## TASK GOAL
Give the entries again, word for word.

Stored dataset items
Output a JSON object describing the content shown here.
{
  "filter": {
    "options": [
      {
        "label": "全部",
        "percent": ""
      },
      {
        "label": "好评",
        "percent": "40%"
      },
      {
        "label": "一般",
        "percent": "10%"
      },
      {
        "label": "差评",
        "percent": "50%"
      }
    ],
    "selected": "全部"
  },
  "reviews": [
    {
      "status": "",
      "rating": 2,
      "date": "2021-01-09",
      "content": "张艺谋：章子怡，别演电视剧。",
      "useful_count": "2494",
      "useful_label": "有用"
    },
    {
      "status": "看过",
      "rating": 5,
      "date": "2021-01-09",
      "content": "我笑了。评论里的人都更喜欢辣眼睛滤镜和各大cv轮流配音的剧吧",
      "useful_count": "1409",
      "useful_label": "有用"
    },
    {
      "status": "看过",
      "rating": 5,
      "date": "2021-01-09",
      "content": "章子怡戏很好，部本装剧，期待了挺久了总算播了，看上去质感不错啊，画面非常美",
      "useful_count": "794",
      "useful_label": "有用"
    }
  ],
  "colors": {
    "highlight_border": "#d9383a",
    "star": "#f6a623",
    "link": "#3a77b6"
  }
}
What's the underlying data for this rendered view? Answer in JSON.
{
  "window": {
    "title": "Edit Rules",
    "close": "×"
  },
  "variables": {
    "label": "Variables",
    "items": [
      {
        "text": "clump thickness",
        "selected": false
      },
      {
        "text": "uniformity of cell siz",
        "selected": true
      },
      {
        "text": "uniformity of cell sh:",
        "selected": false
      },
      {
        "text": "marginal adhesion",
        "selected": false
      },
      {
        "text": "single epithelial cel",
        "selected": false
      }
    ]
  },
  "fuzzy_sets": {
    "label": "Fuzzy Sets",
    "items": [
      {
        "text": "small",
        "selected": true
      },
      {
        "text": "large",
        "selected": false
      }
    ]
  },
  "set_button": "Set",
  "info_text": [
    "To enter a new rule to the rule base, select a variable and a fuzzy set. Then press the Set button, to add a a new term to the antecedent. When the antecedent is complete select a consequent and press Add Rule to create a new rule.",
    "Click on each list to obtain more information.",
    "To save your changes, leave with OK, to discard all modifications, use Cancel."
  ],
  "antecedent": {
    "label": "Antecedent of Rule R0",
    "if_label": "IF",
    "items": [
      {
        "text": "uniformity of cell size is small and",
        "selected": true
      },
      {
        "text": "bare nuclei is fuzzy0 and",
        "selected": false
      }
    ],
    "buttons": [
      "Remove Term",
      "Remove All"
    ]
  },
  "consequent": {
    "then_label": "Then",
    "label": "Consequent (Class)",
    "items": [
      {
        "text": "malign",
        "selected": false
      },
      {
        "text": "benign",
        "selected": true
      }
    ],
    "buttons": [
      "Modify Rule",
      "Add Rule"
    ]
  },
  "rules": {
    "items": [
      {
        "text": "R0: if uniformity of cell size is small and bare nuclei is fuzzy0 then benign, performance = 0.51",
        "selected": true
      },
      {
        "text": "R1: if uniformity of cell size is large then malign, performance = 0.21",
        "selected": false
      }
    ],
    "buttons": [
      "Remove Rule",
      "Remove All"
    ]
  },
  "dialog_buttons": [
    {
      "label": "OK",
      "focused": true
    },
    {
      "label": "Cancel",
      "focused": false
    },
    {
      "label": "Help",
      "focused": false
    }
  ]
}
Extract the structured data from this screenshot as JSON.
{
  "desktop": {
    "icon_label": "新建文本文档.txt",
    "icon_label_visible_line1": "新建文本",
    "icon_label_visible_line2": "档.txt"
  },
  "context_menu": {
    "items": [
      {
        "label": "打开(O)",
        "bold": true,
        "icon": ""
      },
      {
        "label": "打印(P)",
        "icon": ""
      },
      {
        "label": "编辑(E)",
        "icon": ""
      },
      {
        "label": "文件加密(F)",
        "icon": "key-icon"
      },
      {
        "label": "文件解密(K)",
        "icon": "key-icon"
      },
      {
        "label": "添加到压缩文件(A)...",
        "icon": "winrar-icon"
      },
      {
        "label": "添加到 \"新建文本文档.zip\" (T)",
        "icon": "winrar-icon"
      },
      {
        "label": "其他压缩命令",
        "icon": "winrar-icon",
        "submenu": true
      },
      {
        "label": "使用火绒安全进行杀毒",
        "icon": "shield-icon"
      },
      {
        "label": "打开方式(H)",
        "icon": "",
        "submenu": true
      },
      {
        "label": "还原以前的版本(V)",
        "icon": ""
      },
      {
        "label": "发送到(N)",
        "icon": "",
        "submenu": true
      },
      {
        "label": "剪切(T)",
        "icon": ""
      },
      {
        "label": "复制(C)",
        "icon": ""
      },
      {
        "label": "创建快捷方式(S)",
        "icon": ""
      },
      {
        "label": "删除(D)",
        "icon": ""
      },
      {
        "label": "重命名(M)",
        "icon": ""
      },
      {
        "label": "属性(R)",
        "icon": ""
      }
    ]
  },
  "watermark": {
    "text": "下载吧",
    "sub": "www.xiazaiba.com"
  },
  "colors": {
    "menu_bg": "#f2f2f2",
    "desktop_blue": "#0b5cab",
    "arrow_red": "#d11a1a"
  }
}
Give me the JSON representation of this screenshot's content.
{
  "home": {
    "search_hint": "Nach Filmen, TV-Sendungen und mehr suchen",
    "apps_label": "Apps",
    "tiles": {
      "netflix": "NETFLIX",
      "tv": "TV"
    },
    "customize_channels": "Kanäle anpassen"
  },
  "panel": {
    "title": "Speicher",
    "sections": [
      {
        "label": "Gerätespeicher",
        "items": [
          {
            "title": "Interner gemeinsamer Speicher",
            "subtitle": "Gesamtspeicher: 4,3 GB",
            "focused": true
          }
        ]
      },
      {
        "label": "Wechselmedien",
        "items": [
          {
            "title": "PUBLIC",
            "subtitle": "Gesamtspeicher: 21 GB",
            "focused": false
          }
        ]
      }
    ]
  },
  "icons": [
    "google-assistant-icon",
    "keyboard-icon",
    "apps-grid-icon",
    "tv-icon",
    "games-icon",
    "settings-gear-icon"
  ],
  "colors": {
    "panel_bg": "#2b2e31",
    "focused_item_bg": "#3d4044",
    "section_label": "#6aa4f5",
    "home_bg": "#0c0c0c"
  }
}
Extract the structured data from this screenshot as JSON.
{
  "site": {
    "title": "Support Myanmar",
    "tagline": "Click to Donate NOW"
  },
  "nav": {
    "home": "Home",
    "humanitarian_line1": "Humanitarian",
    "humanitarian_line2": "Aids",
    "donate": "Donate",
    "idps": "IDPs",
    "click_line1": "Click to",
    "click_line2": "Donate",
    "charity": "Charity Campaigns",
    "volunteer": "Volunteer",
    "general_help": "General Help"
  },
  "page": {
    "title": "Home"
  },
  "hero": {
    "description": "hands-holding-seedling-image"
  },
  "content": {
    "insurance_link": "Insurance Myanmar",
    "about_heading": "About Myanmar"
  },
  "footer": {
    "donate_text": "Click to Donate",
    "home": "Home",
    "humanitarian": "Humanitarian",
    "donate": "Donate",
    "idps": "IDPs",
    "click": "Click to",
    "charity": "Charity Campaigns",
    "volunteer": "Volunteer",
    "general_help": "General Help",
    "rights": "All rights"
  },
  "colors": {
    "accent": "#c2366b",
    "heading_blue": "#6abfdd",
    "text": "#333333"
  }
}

## WRITTEN SOLUTION
Output a JSON object describing the content shown here.
{
  "filter": {
    "options": [
      {
        "label": "全部",
        "percent": ""
      },
      {
        "label": "好评",
        "percent": "40%"
      },
      {
        "label": "一般",
        "percent": "10%"
      },
      {
        "label": "差评",
        "percent": "50%"
      }
    ],
    "selected": "全部"
  },
  "reviews": [
    {
      "status": "",
      "rating": 2,
      "date": "2021-01-09",
      "content": "张艺谋：章子怡，别演电视剧。",
      "useful_count": "2494",
      "useful_label": "有用"
    },
    {
      "status": "看过",
      "rating": 5,
      "date": "2021-01-09",
      "content": "我笑了。评论里的人都更喜欢辣眼睛滤镜和各大cv轮流配音的剧吧",
      "useful_count": "1409",
      "useful_label": "有用"
    },
    {
      "status": "看过",
      "rating": 5,
      "date": "2021-01-09",
      "content": "章子怡戏很好，部本装剧，期待了挺久了总算播了，看上去质感不错啊，画面非常美",
      "useful_count": "794",
      "useful_label": "有用"
    }
  ],
  "colors": {
    "highlight_border": "#d9383a",
    "star": "#f6a623",
    "link": "#3a77b6"
  }
}
What's the underlying data for this rendered view? Answer in JSON.
{
  "window": {
    "title": "Edit Rules",
    "close": "×"
  },
  "variables": {
    "label": "Variables",
    "items": [
      {
        "text": "clump thickness",
        "selected": false
      },
      {
        "text": "uniformity of cell siz",
        "selected": true
      },
      {
        "text": "uniformity of cell sh:",
        "selected": false
      },
      {
        "text": "marginal adhesion",
        "selected": false
      },
      {
        "text": "single epithelial cel",
        "selected": false
      }
    ]
  },
  "fuzzy_sets": {
    "label": "Fuzzy Sets",
    "items": [
      {
        "text": "small",
        "selected": true
      },
      {
        "text": "large",
        "selected": false
      }
    ]
  },
  "set_button": "Set",
  "info_text": [
    "To enter a new rule to the rule base, select a variable and a fuzzy set. Then press the Set button, to add a a new term to the antecedent. When the antecedent is complete select a consequent and press Add Rule to create a new rule.",
    "Click on each list to obtain more information.",
    "To save your changes, leave with OK, to discard all modifications, use Cancel."
  ],
  "antecedent": {
    "label": "Antecedent of Rule R0",
    "if_label": "IF",
    "items": [
      {
        "text": "uniformity of cell size is small and",
        "selected": true
      },
      {
        "text": "bare nuclei is fuzzy0 and",
        "selected": false
      }
    ],
    "buttons": [
      "Remove Term",
      "Remove All"
    ]
  },
  "consequent": {
    "then_label": "Then",
    "label": "Consequent (Class)",
    "items": [
      {
        "text": "malign",
        "selected": false
      },
      {
        "text": "benign",
        "selected": true
      }
    ],
    "buttons": [
      "Modify Rule",
      "Add Rule"
    ]
  },
  "rules": {
    "items": [
      {
        "text": "R0: if uniformity of cell size is small and bare nuclei is fuzzy0 then benign, performance = 0.51",
        "selected": true
      },
      {
        "text": "R1: if uniformity of cell size is large then malign, performance = 0.21",
        "selected": false
      }
    ],
    "buttons": [
      "Remove Rule",
      "Remove All"
    ]
  },
  "dialog_buttons": [
    {
      "label": "OK",
      "focused": true
    },
    {
      "label": "Cancel",
      "focused": false
    },
    {
      "label": "Help",
      "focused": false
    }
  ]
}
Extract the structured data from this screenshot as JSON.
{
  "desktop": {
    "icon_label": "新建文本文档.txt",
    "icon_label_visible_line1": "新建文本",
    "icon_label_visible_line2": "档.txt"
  },
  "context_menu": {
    "items": [
      {
        "label": "打开(O)",
        "bold": true,
        "icon": ""
      },
      {
        "label": "打印(P)",
        "icon": ""
      },
      {
        "label": "编辑(E)",
        "icon": ""
      },
      {
        "label": "文件加密(F)",
        "icon": "key-icon"
      },
      {
        "label": "文件解密(K)",
        "icon": "key-icon"
      },
      {
        "label": "添加到压缩文件(A)...",
        "icon": "winrar-icon"
      },
      {
        "label": "添加到 \"新建文本文档.zip\" (T)",
        "icon": "winrar-icon"
      },
      {
        "label": "其他压缩命令",
        "icon": "winrar-icon",
        "submenu": true
      },
      {
        "label": "使用火绒安全进行杀毒",
        "icon": "shield-icon"
      },
      {
        "label": "打开方式(H)",
        "icon": "",
        "submenu": true
      },
      {
        "label": "还原以前的版本(V)",
        "icon": ""
      },
      {
        "label": "发送到(N)",
        "icon": "",
        "submenu": true
      },
      {
        "label": "剪切(T)",
        "icon": ""
      },
      {
        "label": "复制(C)",
        "icon": ""
      },
      {
        "label": "创建快捷方式(S)",
        "icon": ""
      },
      {
        "label": "删除(D)",
        "icon": ""
      },
      {
        "label": "重命名(M)",
        "icon": ""
      },
      {
        "label": "属性(R)",
        "icon": ""
      }
    ]
  },
  "watermark": {
    "text": "下载吧",
    "sub": "www.xiazaiba.com"
  },
  "colors": {
    "menu_bg": "#f2f2f2",
    "desktop_blue": "#0b5cab",
    "arrow_red": "#d11a1a"
  }
}
Give me the JSON representation of this screenshot's content.
{
  "home": {
    "search_hint": "Nach Filmen, TV-Sendungen und mehr suchen",
    "apps_label": "Apps",
    "tiles": {
      "netflix": "NETFLIX",
      "tv": "TV"
    },
    "customize_channels": "Kanäle anpassen"
  },
  "panel": {
    "title": "Speicher",
    "sections": [
      {
        "label": "Gerätespeicher",
        "items": [
          {
            "title": "Interner gemeinsamer Speicher",
            "subtitle": "Gesamtspeicher: 4,3 GB",
            "focused": true
          }
        ]
      },
      {
        "label": "Wechselmedien",
        "items": [
          {
            "title": "PUBLIC",
            "subtitle": "Gesamtspeicher: 21 GB",
            "focused": false
          }
        ]
      }
    ]
  },
  "icons": [
    "google-assistant-icon",
    "keyboard-icon",
    "apps-grid-icon",
    "tv-icon",
    "games-icon",
    "settings-gear-icon"
  ],
  "colors": {
    "panel_bg": "#2b2e31",
    "focused_item_bg": "#3d4044",
    "section_label": "#6aa4f5",
    "home_bg": "#0c0c0c"
  }
}
Extract the structured data from this screenshot as JSON.
{
  "site": {
    "title": "Support Myanmar",
    "tagline": "Click to Donate NOW"
  },
  "nav": {
    "home": "Home",
    "humanitarian_line1": "Humanitarian",
    "humanitarian_line2": "Aids",
    "donate": "Donate",
    "idps": "IDPs",
    "click_line1": "Click to",
    "click_line2": "Donate",
    "charity": "Charity Campaigns",
    "volunteer": "Volunteer",
    "general_help": "General Help"
  },
  "page": {
    "title": "Home"
  },
  "hero": {
    "description": "hands-holding-seedling-image"
  },
  "content": {
    "insurance_link": "Insurance Myanmar",
    "about_heading": "About Myanmar"
  },
  "footer": {
    "donate_text": "Click to Donate",
    "home": "Home",
    "humanitarian": "Humanitarian",
    "donate": "Donate",
    "idps": "IDPs",
    "click": "Click to",
    "charity": "Charity Campaigns",
    "volunteer": "Volunteer",
    "general_help": "General Help",
    "rights": "All rights"
  },
  "colors": {
    "accent": "#c2366b",
    "heading_blue": "#6abfdd",
    "text": "#333333"
  }
}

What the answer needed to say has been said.